• _What to work on_:
(1) Reproduce the passage from the clang-format patch review that begins at "bmharper added a project: Restricted" and stops after "djasper edited edge metadata.".
(2) In the clang-format patch review, what speedup did the performance test against the current master branch reveal?

• _Page extract_:
[BEGIN]

Authored by bmharper on Jun 13 2016, 1:50 AM.

Details

Reviewers
djasper
berenm
Summary

This patch fixes issues with AlignConsecutiveAssignments and
AlignConsecutiveDeclarations such as this:

Before:
  int fun1(int a);
  double fun2(int b);

  typedef pair<key_type, T> type1;
  typedef pair<X, Y> type2;

After:
  int    fun1(int a);
  double fun2(int b);

  typedef pair<key_type, T> type1;
  typedef pair<X, Y>        type2;

and...

Before:
  void fun(int x = 1) {
      int y      = 2;
  }

After:
  void fun(int x = 1) {
      int y = 2;
  }

The old alignment function was incapable of maintaining alignment whenever
the scope changed. To illustrate - in the first example mentioned, the
alignment of fun1 is lost by entering the nested scope of (int a).
This would cause the alignment to give up, and cause fun2 to start from a
blank slate. It would also cause false alignment, which is illustrated in
the second example above.

My primary motivator for this change is to have a list of function prototypes
line up.

This modification changes the alignment function so that it calls itself
recursively, at each change in scope depth. This allows it to maintain state
across different scope depths. A performance test against the current master
branch reveals a small (2.7%) speedup.

There are some new test cases which stress this functionality. In addition,
there were two historical test cases marked as "FIX ME", which now work as
intended.

In order to sense check, I have run this new implementation against the Clang
source code, with AlignConsecutiveAssignments:true and
AlignConsecutiveDeclarations:true. I then compared the old output with those
settings, vs the new output, with the same settings. All the changes that I
observed are explainable by the new logic, and IMO the formatted code looks
better with the new method.

Diff Detail

Event Timeline

bmharper updated this revision to Diff 60492.Jun 13 2016, 1:50 AM
bmharper retitled this revision from to Fix some issues in clang-format's AlignConsecutive modes.
bmharper updated this object.
bmharper set the repository for this revision to rL LLVM.
bmharper added a project: Restricted Project.
bmharper added a subscriber: Restricted Project.

Generally, please subscribe cfe-commits when sending patches via phab.
See http://llvm.org/docs/Phabricator.html

kfunk added a subscriber: kfunk.Jun 13 2016, 3:51 AM

Generally, please subscribe cfe-commits when sending patches via phab.
See http://llvm.org/docs/Phabricator.html

You should set up a Herald rule then: https://secure.phabricator.com/book/phabricator/article/herald/ -- you can automatically subscribe users based on rules.

djasper edited edge metadata.

Could you upload a diff with full (i.e. the entire file as) context?

As requested - full diff (of all three files)

berenm edited edge metadata.EditedJun 13 2016, 11:00 AM

I think it's better to update the diff with full context (git diff -U999999) rather than attach the file, in order to have it integrated into phabricator diff view. Or use the arcanist command-line tool, which should do it for you.

[END]

• _Excerpted records_:
[BEGIN]

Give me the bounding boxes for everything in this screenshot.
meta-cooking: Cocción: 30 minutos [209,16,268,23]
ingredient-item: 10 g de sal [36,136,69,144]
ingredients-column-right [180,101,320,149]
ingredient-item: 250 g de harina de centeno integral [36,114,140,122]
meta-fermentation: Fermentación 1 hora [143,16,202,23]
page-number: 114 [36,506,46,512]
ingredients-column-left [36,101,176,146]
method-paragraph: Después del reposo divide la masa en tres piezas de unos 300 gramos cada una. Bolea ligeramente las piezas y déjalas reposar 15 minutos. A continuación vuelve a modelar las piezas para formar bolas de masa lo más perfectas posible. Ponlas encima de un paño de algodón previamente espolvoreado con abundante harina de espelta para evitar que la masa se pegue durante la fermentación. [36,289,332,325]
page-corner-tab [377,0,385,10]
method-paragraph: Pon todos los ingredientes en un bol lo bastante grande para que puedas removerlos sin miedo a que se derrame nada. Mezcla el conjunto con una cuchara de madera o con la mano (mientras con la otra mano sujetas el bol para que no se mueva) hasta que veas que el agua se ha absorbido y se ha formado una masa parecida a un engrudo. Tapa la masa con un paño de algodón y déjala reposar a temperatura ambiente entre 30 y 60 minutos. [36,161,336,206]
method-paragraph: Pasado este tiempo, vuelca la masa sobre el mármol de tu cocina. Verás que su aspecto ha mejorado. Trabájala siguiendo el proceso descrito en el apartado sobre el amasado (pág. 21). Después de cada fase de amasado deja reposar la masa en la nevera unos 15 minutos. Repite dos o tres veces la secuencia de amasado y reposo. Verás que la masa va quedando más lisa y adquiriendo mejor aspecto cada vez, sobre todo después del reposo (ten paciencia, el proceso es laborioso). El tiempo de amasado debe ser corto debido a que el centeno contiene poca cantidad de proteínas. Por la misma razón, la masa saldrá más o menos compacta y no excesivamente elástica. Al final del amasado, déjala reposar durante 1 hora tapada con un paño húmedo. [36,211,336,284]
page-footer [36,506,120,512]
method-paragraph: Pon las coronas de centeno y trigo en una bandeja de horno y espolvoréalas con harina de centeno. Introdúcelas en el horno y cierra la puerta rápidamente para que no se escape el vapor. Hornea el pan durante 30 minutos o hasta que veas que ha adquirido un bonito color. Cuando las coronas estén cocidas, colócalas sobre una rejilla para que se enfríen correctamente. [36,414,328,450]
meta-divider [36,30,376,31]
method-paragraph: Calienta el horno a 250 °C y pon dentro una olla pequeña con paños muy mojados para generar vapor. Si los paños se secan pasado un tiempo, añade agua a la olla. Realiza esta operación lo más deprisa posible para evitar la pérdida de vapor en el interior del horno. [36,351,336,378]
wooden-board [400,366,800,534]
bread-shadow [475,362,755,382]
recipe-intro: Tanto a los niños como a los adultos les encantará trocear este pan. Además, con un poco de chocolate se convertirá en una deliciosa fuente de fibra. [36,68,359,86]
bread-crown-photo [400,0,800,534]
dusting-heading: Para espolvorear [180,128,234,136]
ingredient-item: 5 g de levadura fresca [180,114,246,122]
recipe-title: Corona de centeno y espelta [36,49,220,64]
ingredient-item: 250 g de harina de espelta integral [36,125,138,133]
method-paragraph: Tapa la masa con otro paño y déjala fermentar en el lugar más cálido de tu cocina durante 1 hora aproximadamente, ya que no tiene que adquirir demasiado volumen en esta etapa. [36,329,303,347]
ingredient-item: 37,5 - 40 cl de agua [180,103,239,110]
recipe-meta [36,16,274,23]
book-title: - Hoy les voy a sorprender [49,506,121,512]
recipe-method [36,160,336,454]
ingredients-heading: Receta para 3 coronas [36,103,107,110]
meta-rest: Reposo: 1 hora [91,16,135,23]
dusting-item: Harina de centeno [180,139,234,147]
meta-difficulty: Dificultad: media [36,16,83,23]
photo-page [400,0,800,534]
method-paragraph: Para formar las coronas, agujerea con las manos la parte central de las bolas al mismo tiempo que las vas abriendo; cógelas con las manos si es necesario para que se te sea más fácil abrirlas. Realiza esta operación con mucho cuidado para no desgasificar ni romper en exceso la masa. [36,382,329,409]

[END]

• _Solutions for each task_:
(1)
bmharper added a project: Restricted Project.
bmharper added a subscriber: Restricted Project.

Generally, please subscribe cfe-commits when sending patches via phab.
See http://llvm.org/docs/Phabricator.html

kfunk added a subscriber: kfunk.Jun 13 2016, 3:51 AM

Generally, please subscribe cfe-commits when sending patches via phab.
See http://llvm.org/docs/Phabricator.html

You should set up a Herald rule then: https://secure.phabricator.com/book/phabricator/article/herald/ -- you can automatically subscribe users based on rules.

djasper edited edge metadata.

(2) A small speedup of 2.7%.